Shakespeare non è adatto ai bambini, censurato Il Mercante di Venezia. Il caso scuote l’Inghilterra

martedì 5 Gennaio 14:44 - di Adele Sirocchi

Il mercante di Venezia” non merita di essere citato in un libro per bambini dedicato alle opere di William Shakespeare per i suoi contenuti “antisemiti”. La pensa così Michael Morpurgo, 77 anni, uno dei più noti e prolifici autori inglesi per ragazzi. Il quale ha poi corretto il tiro dopo le polemiche che la sua decisione ha scatenato.

Shakespeare e l’accusa di antisemitismo

L’autore di fortunati romanzi come “War Horse“, “Il ragazzo che non uccise Hitler” e “Il regno di Kensuke” ha smentito, infatti, al “Guardian” di essersi rifiutato di includere il capolavoro teatrale in una prossima antologia scolastica di Shakespeare a causa del suo antisemitismo che potrebbe risultare “troppo crudo” per i bambini.

Sta adattando i racconti di Shakespeare per i bambini

Sir Michael Morpurgo sta modernizzando le opere del Bardo in un libro intitolato “Tales from Shakespeare“, progettato per renderle più attraenti per un pubblico giovane. Il libro includerà dieci drammi leggendari come “Romeo e Giulietta”, “Macbeth” e “Re Lear. Al “Sunday Times” lo scrittore ha detto che dopo aver riletto “Il mercante di Venezia” non poteva “onestamente” riproporlo ai giovanissimi lettori. Il motivo? Shylock, l’usuraio ebreo veneziano della commedia, è un personaggio che potrebbe fomentare “i pregiudizi verso gli ebrei” e “sarebbe offensivo” inserirlo in un’antologia dedicata alla scuola.

Morpurgo: ho deciso le dieci commedie da inserire, non è censura

Intervistato dal “Guardian”, Morpurgo ha negato ogni intento censorio. “L’idea che io abbia censurato Shakespeare è una totale assurdità. Ho semplicemente scelto le 10 opere che amo di più, a cui sentivo che i bambini avrebbero risposto meglio – ha detto lo scrittore – Ad essere onesto ‘Il mercante di Venezia’ non è un’opera teatrale che mi diverta. Non mi sono ‘rifiutato’ di includere il dramma, perché nessuno mi ha detto di farlo. Ho deciso io le dieci commedie da inserire”.

La mano morta del politicamente corretto

Il “Sunday Times” aveva riportato il parere di Chris McGovern, presidente della Campaign for Real Education, descrivendo la decisione di Morpurgo come un esempio di “mano morta del politicamente corretto”. “È vile non affrontare la grande letteratura. Ovviamente ci sarà molto di cui essere offesi in Shakespeare ma i bambini non vogliono essere protetti quando leggono la grande letteratura”.

Non è la prima volta che Shakespeare finisce al centro di roventi polemiche. Qualche anno fa a Cambridge si pensò di avvertire gli studenti di letteratura che le scene shakespeariane contengono troppa violenza, una sorta di allarme preventivo. La guerra dei docenti inglesi a Shakespeare, considerato capofila degli autori “maschi bianchi defunti” va avanti da tempo ed è uno dei tasselli della strategia che punta a  imporre il conformismo morale come regime.

**Insieme di dati:**
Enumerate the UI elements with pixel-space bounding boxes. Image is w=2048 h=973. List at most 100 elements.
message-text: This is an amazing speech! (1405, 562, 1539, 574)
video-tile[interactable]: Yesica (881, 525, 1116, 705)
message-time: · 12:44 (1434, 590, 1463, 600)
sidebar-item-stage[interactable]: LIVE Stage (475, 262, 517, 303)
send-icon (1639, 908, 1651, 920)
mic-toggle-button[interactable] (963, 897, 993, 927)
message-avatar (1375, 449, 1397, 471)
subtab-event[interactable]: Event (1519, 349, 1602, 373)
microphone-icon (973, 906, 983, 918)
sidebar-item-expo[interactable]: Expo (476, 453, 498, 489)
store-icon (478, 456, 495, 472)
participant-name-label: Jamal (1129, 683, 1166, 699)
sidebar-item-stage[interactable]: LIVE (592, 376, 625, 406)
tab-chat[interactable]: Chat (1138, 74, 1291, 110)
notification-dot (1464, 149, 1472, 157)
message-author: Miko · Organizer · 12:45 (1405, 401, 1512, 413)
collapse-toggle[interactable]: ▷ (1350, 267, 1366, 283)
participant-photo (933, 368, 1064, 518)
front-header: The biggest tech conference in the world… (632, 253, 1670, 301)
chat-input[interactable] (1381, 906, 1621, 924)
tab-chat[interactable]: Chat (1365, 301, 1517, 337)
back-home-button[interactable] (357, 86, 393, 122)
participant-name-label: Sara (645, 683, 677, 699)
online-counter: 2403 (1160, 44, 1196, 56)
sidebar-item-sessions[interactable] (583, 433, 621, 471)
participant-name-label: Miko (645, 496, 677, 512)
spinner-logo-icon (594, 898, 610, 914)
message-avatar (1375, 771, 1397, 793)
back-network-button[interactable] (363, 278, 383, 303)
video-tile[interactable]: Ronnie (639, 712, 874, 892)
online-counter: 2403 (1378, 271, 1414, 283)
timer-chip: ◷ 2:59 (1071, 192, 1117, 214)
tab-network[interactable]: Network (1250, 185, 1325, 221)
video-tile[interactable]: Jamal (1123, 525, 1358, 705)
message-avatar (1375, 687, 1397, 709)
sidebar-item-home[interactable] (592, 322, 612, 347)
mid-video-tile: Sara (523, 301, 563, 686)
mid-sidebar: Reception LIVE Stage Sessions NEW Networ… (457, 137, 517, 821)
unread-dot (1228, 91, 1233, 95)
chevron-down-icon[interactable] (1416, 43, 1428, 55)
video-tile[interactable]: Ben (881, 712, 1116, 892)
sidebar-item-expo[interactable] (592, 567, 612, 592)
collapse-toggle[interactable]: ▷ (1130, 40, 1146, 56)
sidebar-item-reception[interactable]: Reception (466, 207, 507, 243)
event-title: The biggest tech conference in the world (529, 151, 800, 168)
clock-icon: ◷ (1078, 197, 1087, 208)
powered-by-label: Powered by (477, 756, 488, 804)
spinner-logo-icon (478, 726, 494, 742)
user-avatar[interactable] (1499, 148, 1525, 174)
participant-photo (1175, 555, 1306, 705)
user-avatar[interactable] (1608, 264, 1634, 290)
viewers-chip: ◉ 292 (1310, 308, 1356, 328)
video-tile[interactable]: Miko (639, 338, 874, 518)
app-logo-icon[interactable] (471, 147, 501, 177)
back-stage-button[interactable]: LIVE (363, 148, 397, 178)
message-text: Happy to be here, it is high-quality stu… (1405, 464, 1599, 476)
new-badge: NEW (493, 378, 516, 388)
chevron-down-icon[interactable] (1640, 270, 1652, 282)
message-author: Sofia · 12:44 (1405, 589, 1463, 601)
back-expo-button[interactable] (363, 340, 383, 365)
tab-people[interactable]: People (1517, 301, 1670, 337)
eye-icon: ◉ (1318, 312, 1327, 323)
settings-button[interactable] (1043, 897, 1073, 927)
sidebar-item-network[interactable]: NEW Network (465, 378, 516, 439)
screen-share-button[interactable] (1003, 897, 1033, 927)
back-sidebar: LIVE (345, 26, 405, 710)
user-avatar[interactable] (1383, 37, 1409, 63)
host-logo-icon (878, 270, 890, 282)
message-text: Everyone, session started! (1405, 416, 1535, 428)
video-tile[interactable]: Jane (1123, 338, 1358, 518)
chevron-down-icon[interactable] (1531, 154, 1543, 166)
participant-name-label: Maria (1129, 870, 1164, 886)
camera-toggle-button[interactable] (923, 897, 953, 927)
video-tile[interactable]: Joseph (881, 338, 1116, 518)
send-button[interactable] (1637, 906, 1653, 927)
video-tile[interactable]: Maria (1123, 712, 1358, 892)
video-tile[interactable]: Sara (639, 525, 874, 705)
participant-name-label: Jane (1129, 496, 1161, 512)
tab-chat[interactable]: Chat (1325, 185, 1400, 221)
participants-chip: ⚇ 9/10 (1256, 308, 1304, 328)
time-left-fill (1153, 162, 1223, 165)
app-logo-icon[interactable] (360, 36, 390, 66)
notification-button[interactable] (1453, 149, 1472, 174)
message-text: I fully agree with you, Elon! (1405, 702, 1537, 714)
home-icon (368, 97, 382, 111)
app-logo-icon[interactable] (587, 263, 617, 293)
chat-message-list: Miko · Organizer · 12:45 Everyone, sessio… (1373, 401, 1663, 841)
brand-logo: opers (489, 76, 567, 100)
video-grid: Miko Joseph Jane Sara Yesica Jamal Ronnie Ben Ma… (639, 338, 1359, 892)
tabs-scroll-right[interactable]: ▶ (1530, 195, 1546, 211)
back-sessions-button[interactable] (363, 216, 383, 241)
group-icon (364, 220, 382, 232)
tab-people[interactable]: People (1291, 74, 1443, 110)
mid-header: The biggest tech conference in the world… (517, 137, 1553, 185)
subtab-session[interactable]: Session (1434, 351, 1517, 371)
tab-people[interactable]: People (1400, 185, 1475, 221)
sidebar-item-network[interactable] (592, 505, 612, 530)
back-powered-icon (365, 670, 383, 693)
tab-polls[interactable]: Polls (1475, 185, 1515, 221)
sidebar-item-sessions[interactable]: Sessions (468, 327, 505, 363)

**Note introduttive:** Trascrivi fedelmente il passo dell'articolo su Shakespeare che comincia con "Sta adattando i" e prosegue fino a "dedicata alla scuola." compreso.

**Risposta scritta:**
Sta adattando i racconti di Shakespeare per i bambini

Sir Michael Morpurgo sta modernizzando le opere del Bardo in un libro intitolato “Tales from Shakespeare“, progettato per renderle più attraenti per un pubblico giovane. Il libro includerà dieci drammi leggendari come “Romeo e Giulietta”, “Macbeth” e “Re Lear. Al “Sunday Times” lo scrittore ha detto che dopo aver riletto “Il mercante di Venezia” non poteva “onestamente” riproporlo ai giovanissimi lettori. Il motivo? Shylock, l’usuraio ebreo veneziano della commedia, è un personaggio che potrebbe fomentare “i pregiudizi verso gli ebrei” e “sarebbe offensivo” inserirlo in un’antologia dedicata alla scuola.